EXERCISE PROMPT:
Repeat the listing that follows, character for character, minus the pictures.

RECORDS FOR THIS EXERCISE:
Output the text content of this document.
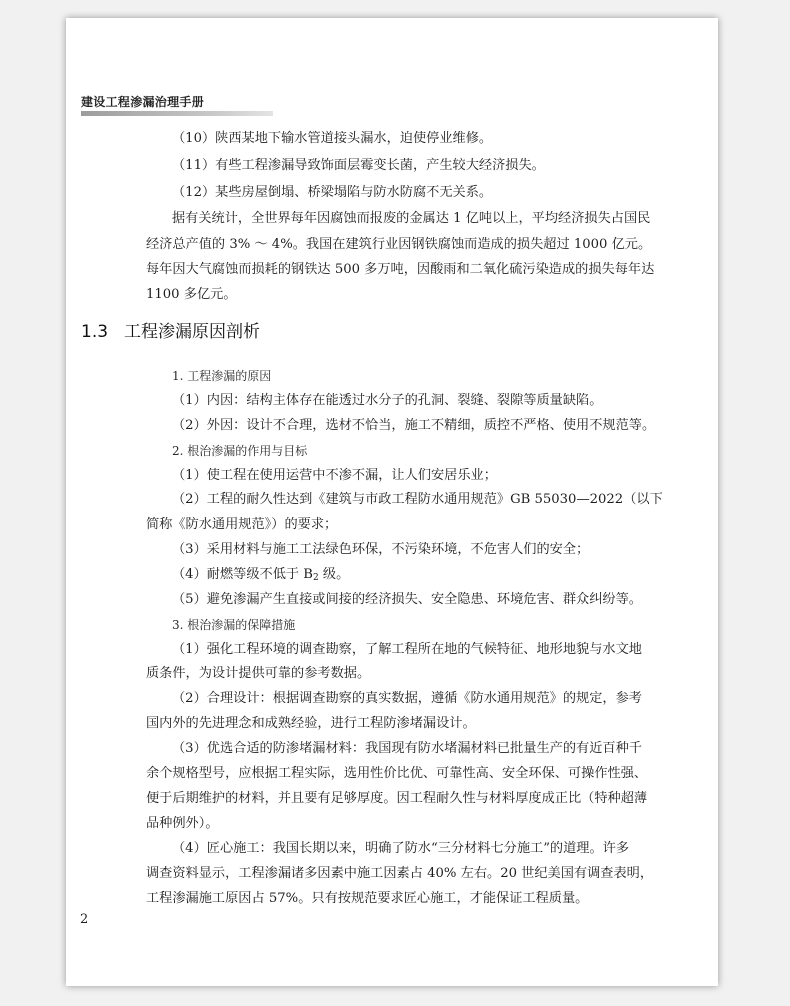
建设工程渗漏治理手册
（10）陕西某地下输水管道接头漏水，迫使停业维修。
（11）有些工程渗漏导致饰面层霉变长菌，产生较大经济损失。
（12）某些房屋倒塌、桥梁塌陷与防水防腐不无关系。
据有关统计，全世界每年因腐蚀而报废的金属达 1 亿吨以上，平均经济损失占国民
经济总产值的 3% ～ 4%。我国在建筑行业因钢铁腐蚀而造成的损失超过 1000 亿元。
每年因大气腐蚀而损耗的钢铁达 500 多万吨，因酸雨和二氧化硫污染造成的损失每年达
1100 多亿元。
1.3 工程渗漏原因剖析
1. 工程渗漏的原因
（1）内因：结构主体存在能透过水分子的孔洞、裂缝、裂隙等质量缺陷。
（2）外因：设计不合理，选材不恰当，施工不精细，质控不严格、使用不规范等。
2. 根治渗漏的作用与目标
（1）使工程在使用运营中不渗不漏，让人们安居乐业；
（2）工程的耐久性达到《建筑与市政工程防水通用规范》GB 55030—2022（以下
简称《防水通用规范》）的要求；
（3）采用材料与施工工法绿色环保，不污染环境，不危害人们的安全；
（4）耐燃等级不低于 $B_2$ 级。
（5）避免渗漏产生直接或间接的经济损失、安全隐患、环境危害、群众纠纷等。
3. 根治渗漏的保障措施
（1）强化工程环境的调查勘察，了解工程所在地的气候特征、地形地貌与水文地
质条件，为设计提供可靠的参考数据。
（2）合理设计：根据调查勘察的真实数据，遵循《防水通用规范》的规定，参考
国内外的先进理念和成熟经验，进行工程防渗堵漏设计。
（3）优选合适的防渗堵漏材料：我国现有防水堵漏材料已批量生产的有近百种千
余个规格型号，应根据工程实际，选用性价比优、可靠性高、安全环保、可操作性强、
便于后期维护的材料，并且要有足够厚度。因工程耐久性与材料厚度成正比（特种超薄
品种例外）。
（4）匠心施工：我国长期以来，明确了防水“三分材料七分施工”的道理。许多
调查资料显示，工程渗漏诸多因素中施工因素占 40% 左右。20 世纪美国有调查表明，
工程渗漏施工原因占 57%。只有按规范要求匠心施工，才能保证工程质量。
2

ANSWER TO THIS PROBLEM:
Output the text content of this document.
建设工程渗漏治理手册
（10）陕西某地下输水管道接头漏水，迫使停业维修。
（11）有些工程渗漏导致饰面层霉变长菌，产生较大经济损失。
（12）某些房屋倒塌、桥梁塌陷与防水防腐不无关系。
据有关统计，全世界每年因腐蚀而报废的金属达 1 亿吨以上，平均经济损失占国民
经济总产值的 3% ～ 4%。我国在建筑行业因钢铁腐蚀而造成的损失超过 1000 亿元。
每年因大气腐蚀而损耗的钢铁达 500 多万吨，因酸雨和二氧化硫污染造成的损失每年达
1100 多亿元。
1.3 工程渗漏原因剖析
1. 工程渗漏的原因
（1）内因：结构主体存在能透过水分子的孔洞、裂缝、裂隙等质量缺陷。
（2）外因：设计不合理，选材不恰当，施工不精细，质控不严格、使用不规范等。
2. 根治渗漏的作用与目标
（1）使工程在使用运营中不渗不漏，让人们安居乐业；
（2）工程的耐久性达到《建筑与市政工程防水通用规范》GB 55030—2022（以下
简称《防水通用规范》）的要求；
（3）采用材料与施工工法绿色环保，不污染环境，不危害人们的安全；
（4）耐燃等级不低于 $B_2$ 级。
（5）避免渗漏产生直接或间接的经济损失、安全隐患、环境危害、群众纠纷等。
3. 根治渗漏的保障措施
（1）强化工程环境的调查勘察，了解工程所在地的气候特征、地形地貌与水文地
质条件，为设计提供可靠的参考数据。
（2）合理设计：根据调查勘察的真实数据，遵循《防水通用规范》的规定，参考
国内外的先进理念和成熟经验，进行工程防渗堵漏设计。
（3）优选合适的防渗堵漏材料：我国现有防水堵漏材料已批量生产的有近百种千
余个规格型号，应根据工程实际，选用性价比优、可靠性高、安全环保、可操作性强、
便于后期维护的材料，并且要有足够厚度。因工程耐久性与材料厚度成正比（特种超薄
品种例外）。
（4）匠心施工：我国长期以来，明确了防水“三分材料七分施工”的道理。许多
调查资料显示，工程渗漏诸多因素中施工因素占 40% 左右。20 世纪美国有调查表明，
工程渗漏施工原因占 57%。只有按规范要求匠心施工，才能保证工程质量。
2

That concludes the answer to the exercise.